Collected data entries
▶
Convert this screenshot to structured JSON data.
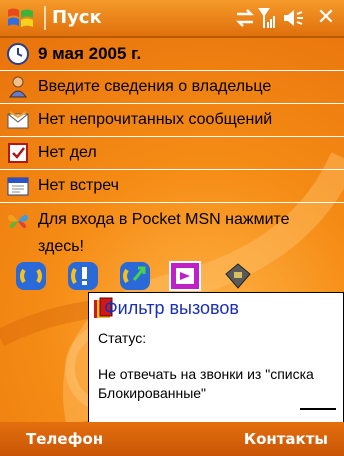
{
  "titlebar": {
    "title": "Пуск"
  },
  "today": {
    "date": "9 мая 2005 г.",
    "owner": "Введите сведения о владельце",
    "messages": "Нет непрочитанных сообщений",
    "tasks": "Нет дел",
    "appointments": "Нет встреч",
    "msn": "Для входа в Pocket MSN нажмите здесь!"
  },
  "notification": {
    "title": "Фильтр вызовов",
    "status_label": "Статус:",
    "message": "Не отвечать на  звонки из \"списка Блокированные\""
  },
  "menubar": {
    "left": "Телефон",
    "right": "Контакты"
  },
  "colors": {
    "theme_orange": "#f08a1c",
    "bubble_title_blue": "#1a2fb5"
  }
}
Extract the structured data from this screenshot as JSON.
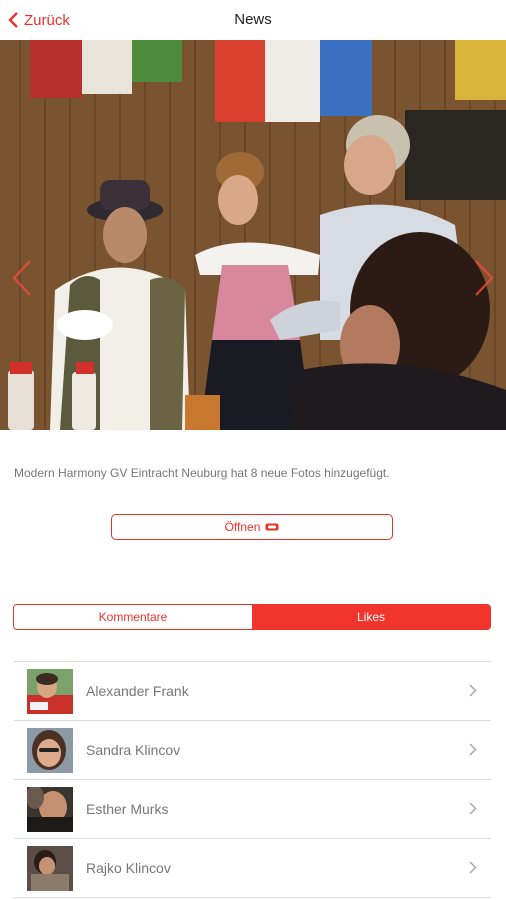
{
  "nav": {
    "back_label": "Zurück",
    "title": "News"
  },
  "post": {
    "caption": "Modern Harmony GV Eintracht Neuburg hat 8 neue Fotos hinzugefügt.",
    "open_label": "Öffnen"
  },
  "tabs": [
    {
      "label": "Kommentare",
      "active": false
    },
    {
      "label": "Likes",
      "active": true
    }
  ],
  "likes": [
    {
      "name": "Alexander Frank"
    },
    {
      "name": "Sandra Klincov"
    },
    {
      "name": "Esther Murks"
    },
    {
      "name": "Rajko Klincov"
    }
  ],
  "colors": {
    "accent": "#e8322e",
    "tab_active_bg": "#f2352c",
    "text_muted": "#777777",
    "divider": "#dddddd"
  },
  "icons": {
    "back": "chevron-left-icon",
    "open": "external-link-icon",
    "prev": "chevron-left-icon",
    "next": "chevron-right-icon",
    "row": "chevron-right-icon"
  }
}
◀
## WORK TO COMPLETE
Quote the full listing above word for word; exclude every picture from the copy.

## RESULT
Convert this screenshot to structured JSON data.
{
  "titlebar": {
    "title": "Пуск"
  },
  "today": {
    "date": "9 мая 2005 г.",
    "owner": "Введите сведения о владельце",
    "messages": "Нет непрочитанных сообщений",
    "tasks": "Нет дел",
    "appointments": "Нет встреч",
    "msn": "Для входа в Pocket MSN нажмите здесь!"
  },
  "notification": {
    "title": "Фильтр вызовов",
    "status_label": "Статус:",
    "message": "Не отвечать на  звонки из \"списка Блокированные\""
  },
  "menubar": {
    "left": "Телефон",
    "right": "Контакты"
  },
  "colors": {
    "theme_orange": "#f08a1c",
    "bubble_title_blue": "#1a2fb5"
  }
}
Extract the structured data from this screenshot as JSON.
{
  "nav": {
    "back_label": "Zurück",
    "title": "News"
  },
  "post": {
    "caption": "Modern Harmony GV Eintracht Neuburg hat 8 neue Fotos hinzugefügt.",
    "open_label": "Öffnen"
  },
  "tabs": [
    {
      "label": "Kommentare",
      "active": false
    },
    {
      "label": "Likes",
      "active": true
    }
  ],
  "likes": [
    {
      "name": "Alexander Frank"
    },
    {
      "name": "Sandra Klincov"
    },
    {
      "name": "Esther Murks"
    },
    {
      "name": "Rajko Klincov"
    }
  ],
  "colors": {
    "accent": "#e8322e",
    "tab_active_bg": "#f2352c",
    "text_muted": "#777777",
    "divider": "#dddddd"
  },
  "icons": {
    "back": "chevron-left-icon",
    "open": "external-link-icon",
    "prev": "chevron-left-icon",
    "next": "chevron-right-icon",
    "row": "chevron-right-icon"
  }
}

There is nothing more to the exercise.